» Challenge: Give back the full listing verbatim, apart from its images.

** begin **

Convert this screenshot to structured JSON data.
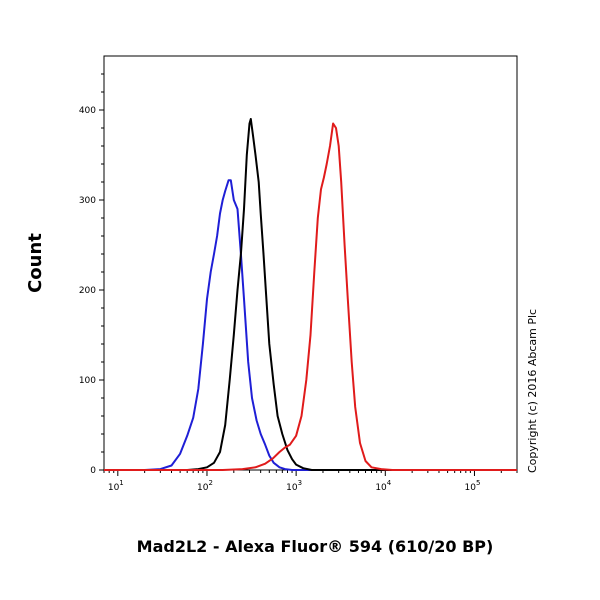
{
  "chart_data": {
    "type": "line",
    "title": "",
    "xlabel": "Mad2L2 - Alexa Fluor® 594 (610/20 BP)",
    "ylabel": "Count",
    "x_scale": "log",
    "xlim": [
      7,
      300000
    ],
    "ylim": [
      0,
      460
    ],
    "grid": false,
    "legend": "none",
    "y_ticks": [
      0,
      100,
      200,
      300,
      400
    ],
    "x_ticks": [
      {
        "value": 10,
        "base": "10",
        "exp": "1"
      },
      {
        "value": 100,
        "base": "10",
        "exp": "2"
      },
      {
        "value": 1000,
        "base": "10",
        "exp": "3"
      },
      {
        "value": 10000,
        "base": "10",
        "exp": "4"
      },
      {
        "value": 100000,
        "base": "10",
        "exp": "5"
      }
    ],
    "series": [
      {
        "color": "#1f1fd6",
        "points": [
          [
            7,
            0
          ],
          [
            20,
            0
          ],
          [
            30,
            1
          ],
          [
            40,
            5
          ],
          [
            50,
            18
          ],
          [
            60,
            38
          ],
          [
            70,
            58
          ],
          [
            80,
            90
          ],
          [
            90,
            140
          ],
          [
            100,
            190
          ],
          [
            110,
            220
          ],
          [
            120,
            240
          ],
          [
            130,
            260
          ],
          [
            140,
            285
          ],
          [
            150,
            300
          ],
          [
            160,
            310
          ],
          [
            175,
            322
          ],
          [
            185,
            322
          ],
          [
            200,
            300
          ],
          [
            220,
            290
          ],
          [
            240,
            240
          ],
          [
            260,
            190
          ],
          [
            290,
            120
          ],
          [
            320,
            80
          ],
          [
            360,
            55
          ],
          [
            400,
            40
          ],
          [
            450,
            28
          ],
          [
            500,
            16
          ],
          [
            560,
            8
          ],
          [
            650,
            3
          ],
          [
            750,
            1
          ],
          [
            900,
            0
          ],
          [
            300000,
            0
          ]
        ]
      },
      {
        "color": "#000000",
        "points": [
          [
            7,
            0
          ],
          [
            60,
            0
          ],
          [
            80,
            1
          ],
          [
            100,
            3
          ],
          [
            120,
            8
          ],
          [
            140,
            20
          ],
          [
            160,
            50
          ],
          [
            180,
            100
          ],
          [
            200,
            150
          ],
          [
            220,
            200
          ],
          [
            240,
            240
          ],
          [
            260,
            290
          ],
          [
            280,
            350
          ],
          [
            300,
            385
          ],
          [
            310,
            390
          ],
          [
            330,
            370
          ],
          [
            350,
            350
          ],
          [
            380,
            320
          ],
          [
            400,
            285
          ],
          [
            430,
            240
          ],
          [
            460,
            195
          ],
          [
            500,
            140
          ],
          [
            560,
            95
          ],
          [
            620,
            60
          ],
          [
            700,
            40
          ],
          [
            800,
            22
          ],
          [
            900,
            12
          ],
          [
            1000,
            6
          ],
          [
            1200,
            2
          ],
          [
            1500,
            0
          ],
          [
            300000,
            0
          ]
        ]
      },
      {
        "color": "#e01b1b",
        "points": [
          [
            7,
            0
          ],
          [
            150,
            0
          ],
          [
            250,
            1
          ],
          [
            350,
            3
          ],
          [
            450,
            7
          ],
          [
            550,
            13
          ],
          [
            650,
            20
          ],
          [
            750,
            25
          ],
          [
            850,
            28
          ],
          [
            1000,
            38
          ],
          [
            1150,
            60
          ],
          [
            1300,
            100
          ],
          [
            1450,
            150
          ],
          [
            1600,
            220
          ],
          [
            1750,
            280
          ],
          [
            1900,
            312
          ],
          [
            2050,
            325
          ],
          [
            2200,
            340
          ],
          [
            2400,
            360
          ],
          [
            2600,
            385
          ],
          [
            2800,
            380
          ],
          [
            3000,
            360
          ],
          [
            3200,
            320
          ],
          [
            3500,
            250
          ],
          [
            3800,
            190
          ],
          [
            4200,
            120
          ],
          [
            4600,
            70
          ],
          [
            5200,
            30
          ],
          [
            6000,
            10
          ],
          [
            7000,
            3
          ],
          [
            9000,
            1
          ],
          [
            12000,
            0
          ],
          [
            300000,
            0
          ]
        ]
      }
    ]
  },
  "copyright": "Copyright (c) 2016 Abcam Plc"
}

** end **

» The result:
Convert this screenshot to structured JSON data.
{
  "chart_data": {
    "type": "line",
    "title": "",
    "xlabel": "Mad2L2 - Alexa Fluor® 594 (610/20 BP)",
    "ylabel": "Count",
    "x_scale": "log",
    "xlim": [
      7,
      300000
    ],
    "ylim": [
      0,
      460
    ],
    "grid": false,
    "legend": "none",
    "y_ticks": [
      0,
      100,
      200,
      300,
      400
    ],
    "x_ticks": [
      {
        "value": 10,
        "base": "10",
        "exp": "1"
      },
      {
        "value": 100,
        "base": "10",
        "exp": "2"
      },
      {
        "value": 1000,
        "base": "10",
        "exp": "3"
      },
      {
        "value": 10000,
        "base": "10",
        "exp": "4"
      },
      {
        "value": 100000,
        "base": "10",
        "exp": "5"
      }
    ],
    "series": [
      {
        "color": "#1f1fd6",
        "points": [
          [
            7,
            0
          ],
          [
            20,
            0
          ],
          [
            30,
            1
          ],
          [
            40,
            5
          ],
          [
            50,
            18
          ],
          [
            60,
            38
          ],
          [
            70,
            58
          ],
          [
            80,
            90
          ],
          [
            90,
            140
          ],
          [
            100,
            190
          ],
          [
            110,
            220
          ],
          [
            120,
            240
          ],
          [
            130,
            260
          ],
          [
            140,
            285
          ],
          [
            150,
            300
          ],
          [
            160,
            310
          ],
          [
            175,
            322
          ],
          [
            185,
            322
          ],
          [
            200,
            300
          ],
          [
            220,
            290
          ],
          [
            240,
            240
          ],
          [
            260,
            190
          ],
          [
            290,
            120
          ],
          [
            320,
            80
          ],
          [
            360,
            55
          ],
          [
            400,
            40
          ],
          [
            450,
            28
          ],
          [
            500,
            16
          ],
          [
            560,
            8
          ],
          [
            650,
            3
          ],
          [
            750,
            1
          ],
          [
            900,
            0
          ],
          [
            300000,
            0
          ]
        ]
      },
      {
        "color": "#000000",
        "points": [
          [
            7,
            0
          ],
          [
            60,
            0
          ],
          [
            80,
            1
          ],
          [
            100,
            3
          ],
          [
            120,
            8
          ],
          [
            140,
            20
          ],
          [
            160,
            50
          ],
          [
            180,
            100
          ],
          [
            200,
            150
          ],
          [
            220,
            200
          ],
          [
            240,
            240
          ],
          [
            260,
            290
          ],
          [
            280,
            350
          ],
          [
            300,
            385
          ],
          [
            310,
            390
          ],
          [
            330,
            370
          ],
          [
            350,
            350
          ],
          [
            380,
            320
          ],
          [
            400,
            285
          ],
          [
            430,
            240
          ],
          [
            460,
            195
          ],
          [
            500,
            140
          ],
          [
            560,
            95
          ],
          [
            620,
            60
          ],
          [
            700,
            40
          ],
          [
            800,
            22
          ],
          [
            900,
            12
          ],
          [
            1000,
            6
          ],
          [
            1200,
            2
          ],
          [
            1500,
            0
          ],
          [
            300000,
            0
          ]
        ]
      },
      {
        "color": "#e01b1b",
        "points": [
          [
            7,
            0
          ],
          [
            150,
            0
          ],
          [
            250,
            1
          ],
          [
            350,
            3
          ],
          [
            450,
            7
          ],
          [
            550,
            13
          ],
          [
            650,
            20
          ],
          [
            750,
            25
          ],
          [
            850,
            28
          ],
          [
            1000,
            38
          ],
          [
            1150,
            60
          ],
          [
            1300,
            100
          ],
          [
            1450,
            150
          ],
          [
            1600,
            220
          ],
          [
            1750,
            280
          ],
          [
            1900,
            312
          ],
          [
            2050,
            325
          ],
          [
            2200,
            340
          ],
          [
            2400,
            360
          ],
          [
            2600,
            385
          ],
          [
            2800,
            380
          ],
          [
            3000,
            360
          ],
          [
            3200,
            320
          ],
          [
            3500,
            250
          ],
          [
            3800,
            190
          ],
          [
            4200,
            120
          ],
          [
            4600,
            70
          ],
          [
            5200,
            30
          ],
          [
            6000,
            10
          ],
          [
            7000,
            3
          ],
          [
            9000,
            1
          ],
          [
            12000,
            0
          ],
          [
            300000,
            0
          ]
        ]
      }
    ]
  },
  "copyright": "Copyright (c) 2016 Abcam Plc"
}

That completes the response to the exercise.